**TO DO**
Display each line below that contains the string "nalyse". Case counts.

****************

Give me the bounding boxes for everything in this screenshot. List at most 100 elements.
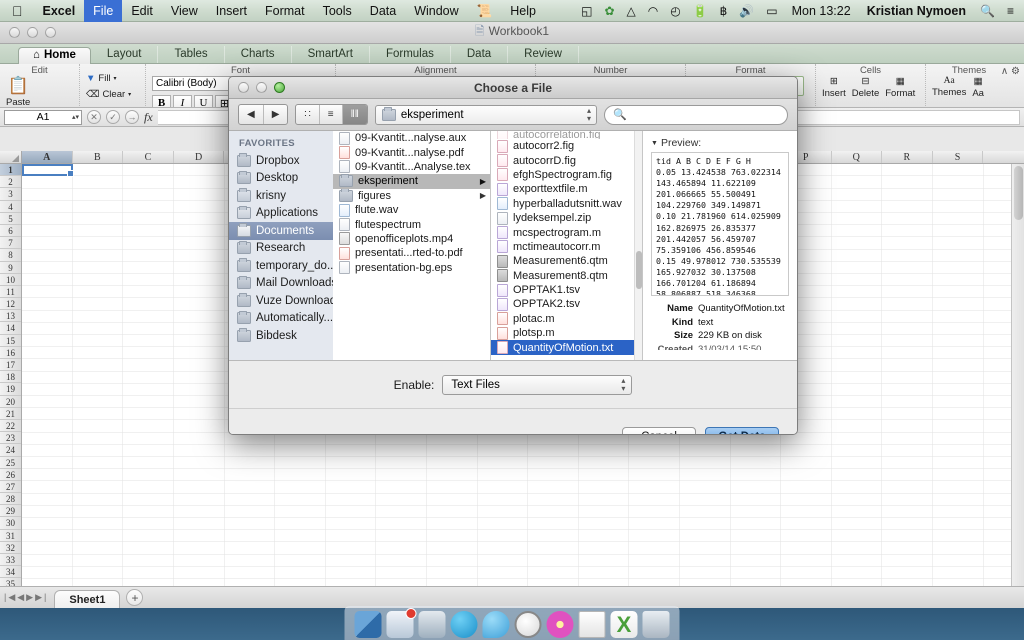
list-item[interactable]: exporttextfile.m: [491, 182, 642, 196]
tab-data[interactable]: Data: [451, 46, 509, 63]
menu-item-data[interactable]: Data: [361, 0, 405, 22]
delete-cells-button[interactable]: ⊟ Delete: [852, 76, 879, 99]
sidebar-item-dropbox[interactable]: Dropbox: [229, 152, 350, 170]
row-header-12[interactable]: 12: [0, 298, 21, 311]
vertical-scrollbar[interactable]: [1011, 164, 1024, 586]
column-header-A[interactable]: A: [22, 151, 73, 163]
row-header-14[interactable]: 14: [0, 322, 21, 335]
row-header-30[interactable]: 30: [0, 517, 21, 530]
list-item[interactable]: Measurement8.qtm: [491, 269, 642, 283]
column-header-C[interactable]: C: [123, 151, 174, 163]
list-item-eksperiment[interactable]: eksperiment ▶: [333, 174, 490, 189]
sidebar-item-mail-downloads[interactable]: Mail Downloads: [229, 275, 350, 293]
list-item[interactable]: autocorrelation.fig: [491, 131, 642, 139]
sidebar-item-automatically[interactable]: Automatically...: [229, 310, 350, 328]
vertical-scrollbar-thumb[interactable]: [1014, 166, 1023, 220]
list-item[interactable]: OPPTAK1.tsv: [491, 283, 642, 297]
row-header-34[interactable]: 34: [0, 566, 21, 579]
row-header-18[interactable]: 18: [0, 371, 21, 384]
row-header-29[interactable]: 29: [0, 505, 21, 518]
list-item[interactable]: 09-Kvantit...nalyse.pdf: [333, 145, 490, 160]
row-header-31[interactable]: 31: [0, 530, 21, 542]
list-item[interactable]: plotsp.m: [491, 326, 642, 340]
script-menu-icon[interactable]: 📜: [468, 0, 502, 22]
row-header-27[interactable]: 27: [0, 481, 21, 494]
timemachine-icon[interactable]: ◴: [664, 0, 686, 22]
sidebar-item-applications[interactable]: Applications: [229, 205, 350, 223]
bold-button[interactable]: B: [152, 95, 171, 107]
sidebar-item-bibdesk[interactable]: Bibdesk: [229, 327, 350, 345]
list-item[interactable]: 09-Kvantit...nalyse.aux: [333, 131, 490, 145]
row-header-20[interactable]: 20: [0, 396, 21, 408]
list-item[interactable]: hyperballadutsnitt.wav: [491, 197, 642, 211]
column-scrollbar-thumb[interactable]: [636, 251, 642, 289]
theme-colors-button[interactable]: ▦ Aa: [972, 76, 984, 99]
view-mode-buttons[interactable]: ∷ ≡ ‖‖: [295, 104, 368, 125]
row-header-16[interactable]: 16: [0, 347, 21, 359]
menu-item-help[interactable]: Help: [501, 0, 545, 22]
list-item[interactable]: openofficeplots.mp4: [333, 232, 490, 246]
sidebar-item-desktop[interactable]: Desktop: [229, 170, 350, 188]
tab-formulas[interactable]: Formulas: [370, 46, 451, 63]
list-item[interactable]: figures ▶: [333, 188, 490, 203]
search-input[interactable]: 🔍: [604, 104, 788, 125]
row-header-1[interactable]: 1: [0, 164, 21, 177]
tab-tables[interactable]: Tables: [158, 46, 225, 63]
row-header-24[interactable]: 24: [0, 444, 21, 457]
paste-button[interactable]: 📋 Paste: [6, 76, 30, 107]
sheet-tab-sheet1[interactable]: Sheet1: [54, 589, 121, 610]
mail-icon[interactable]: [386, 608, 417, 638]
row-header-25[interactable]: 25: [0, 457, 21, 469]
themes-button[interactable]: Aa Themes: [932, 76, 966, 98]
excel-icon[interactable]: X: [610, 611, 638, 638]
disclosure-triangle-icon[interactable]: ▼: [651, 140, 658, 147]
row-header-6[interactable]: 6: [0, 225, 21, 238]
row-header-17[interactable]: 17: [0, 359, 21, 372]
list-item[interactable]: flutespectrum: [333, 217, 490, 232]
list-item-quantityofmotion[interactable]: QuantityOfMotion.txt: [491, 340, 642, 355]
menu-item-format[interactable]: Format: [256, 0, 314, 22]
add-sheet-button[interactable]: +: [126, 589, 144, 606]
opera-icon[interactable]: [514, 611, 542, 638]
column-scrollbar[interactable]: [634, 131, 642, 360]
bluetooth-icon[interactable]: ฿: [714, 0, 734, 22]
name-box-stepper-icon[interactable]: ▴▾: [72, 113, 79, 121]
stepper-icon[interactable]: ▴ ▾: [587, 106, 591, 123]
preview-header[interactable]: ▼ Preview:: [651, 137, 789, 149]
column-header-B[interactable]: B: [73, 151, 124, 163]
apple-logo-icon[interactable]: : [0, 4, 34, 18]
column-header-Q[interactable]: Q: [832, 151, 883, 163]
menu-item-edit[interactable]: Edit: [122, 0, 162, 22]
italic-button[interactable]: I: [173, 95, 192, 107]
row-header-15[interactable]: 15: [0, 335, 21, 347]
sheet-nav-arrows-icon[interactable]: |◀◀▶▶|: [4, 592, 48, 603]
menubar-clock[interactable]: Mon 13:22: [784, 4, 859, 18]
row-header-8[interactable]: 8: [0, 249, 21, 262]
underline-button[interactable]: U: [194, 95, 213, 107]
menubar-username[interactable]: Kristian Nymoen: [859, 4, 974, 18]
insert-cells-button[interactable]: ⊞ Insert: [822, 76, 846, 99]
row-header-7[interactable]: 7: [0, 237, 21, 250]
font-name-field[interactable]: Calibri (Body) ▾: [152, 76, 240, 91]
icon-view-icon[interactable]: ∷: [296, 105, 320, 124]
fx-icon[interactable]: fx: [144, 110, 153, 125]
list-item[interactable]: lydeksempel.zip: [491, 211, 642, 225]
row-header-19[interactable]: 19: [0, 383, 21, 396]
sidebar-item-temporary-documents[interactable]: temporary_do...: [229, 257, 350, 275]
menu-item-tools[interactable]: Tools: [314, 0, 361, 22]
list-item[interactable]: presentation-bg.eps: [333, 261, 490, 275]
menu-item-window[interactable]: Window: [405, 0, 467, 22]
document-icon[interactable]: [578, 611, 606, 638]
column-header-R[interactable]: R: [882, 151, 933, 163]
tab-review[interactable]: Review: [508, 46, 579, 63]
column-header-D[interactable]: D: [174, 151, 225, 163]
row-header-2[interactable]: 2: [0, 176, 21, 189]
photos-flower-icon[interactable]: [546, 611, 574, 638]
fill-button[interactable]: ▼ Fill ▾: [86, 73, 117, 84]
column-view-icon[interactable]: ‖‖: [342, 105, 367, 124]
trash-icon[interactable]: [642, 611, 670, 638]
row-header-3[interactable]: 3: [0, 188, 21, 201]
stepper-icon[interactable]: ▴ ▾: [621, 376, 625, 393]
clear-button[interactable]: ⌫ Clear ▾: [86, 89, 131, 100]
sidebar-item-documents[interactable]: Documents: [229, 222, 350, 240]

****************

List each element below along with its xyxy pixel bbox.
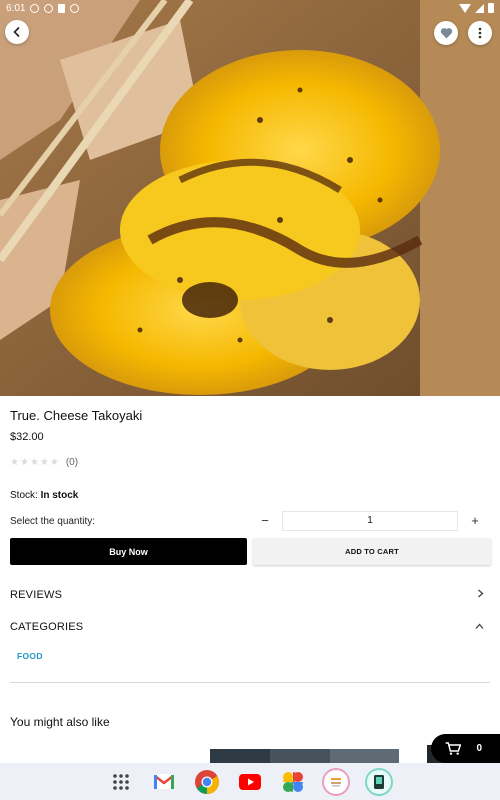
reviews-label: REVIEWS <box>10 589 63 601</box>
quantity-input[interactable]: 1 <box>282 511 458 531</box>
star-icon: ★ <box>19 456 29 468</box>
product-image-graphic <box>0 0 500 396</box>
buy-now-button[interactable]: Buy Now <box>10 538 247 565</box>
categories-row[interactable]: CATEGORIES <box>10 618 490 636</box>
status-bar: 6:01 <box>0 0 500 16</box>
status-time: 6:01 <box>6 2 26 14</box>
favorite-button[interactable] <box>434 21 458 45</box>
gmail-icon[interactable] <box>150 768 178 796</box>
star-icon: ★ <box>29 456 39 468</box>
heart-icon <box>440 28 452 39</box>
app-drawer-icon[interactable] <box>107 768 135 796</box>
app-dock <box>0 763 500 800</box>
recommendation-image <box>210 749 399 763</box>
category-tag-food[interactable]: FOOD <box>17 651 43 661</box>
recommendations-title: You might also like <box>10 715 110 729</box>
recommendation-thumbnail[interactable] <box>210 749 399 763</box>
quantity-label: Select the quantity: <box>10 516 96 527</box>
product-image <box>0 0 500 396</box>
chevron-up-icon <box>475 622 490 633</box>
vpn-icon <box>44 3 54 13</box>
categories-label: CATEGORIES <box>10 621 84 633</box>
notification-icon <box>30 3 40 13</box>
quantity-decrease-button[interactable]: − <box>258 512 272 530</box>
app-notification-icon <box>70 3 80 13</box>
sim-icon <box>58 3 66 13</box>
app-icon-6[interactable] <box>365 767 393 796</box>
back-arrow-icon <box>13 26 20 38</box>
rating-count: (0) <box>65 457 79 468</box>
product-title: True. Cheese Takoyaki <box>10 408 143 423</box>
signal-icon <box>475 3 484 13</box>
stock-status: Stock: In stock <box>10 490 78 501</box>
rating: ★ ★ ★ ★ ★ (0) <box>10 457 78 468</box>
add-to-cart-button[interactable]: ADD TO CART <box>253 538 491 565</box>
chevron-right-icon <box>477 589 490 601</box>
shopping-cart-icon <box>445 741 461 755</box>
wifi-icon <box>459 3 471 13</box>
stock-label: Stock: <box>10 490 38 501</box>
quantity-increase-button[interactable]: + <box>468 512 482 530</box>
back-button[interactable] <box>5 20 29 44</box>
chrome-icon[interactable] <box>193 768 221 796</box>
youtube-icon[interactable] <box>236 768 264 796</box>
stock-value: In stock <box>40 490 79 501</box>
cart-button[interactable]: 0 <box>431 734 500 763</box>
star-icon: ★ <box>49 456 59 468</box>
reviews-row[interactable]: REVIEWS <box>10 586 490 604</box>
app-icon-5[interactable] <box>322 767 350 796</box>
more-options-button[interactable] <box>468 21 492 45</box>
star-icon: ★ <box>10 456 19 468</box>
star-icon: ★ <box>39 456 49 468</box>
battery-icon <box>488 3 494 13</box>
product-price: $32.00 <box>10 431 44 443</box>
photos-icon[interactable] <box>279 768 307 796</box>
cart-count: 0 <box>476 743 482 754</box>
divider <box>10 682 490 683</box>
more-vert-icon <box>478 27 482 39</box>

****************

**SOLVED PROBLEM**
list-item[interactable]: 09-Kvantit...nalyse.pdf: [333, 145, 490, 160]
list-item[interactable]: 09-Kvantit...nalyse.aux: [333, 131, 490, 145]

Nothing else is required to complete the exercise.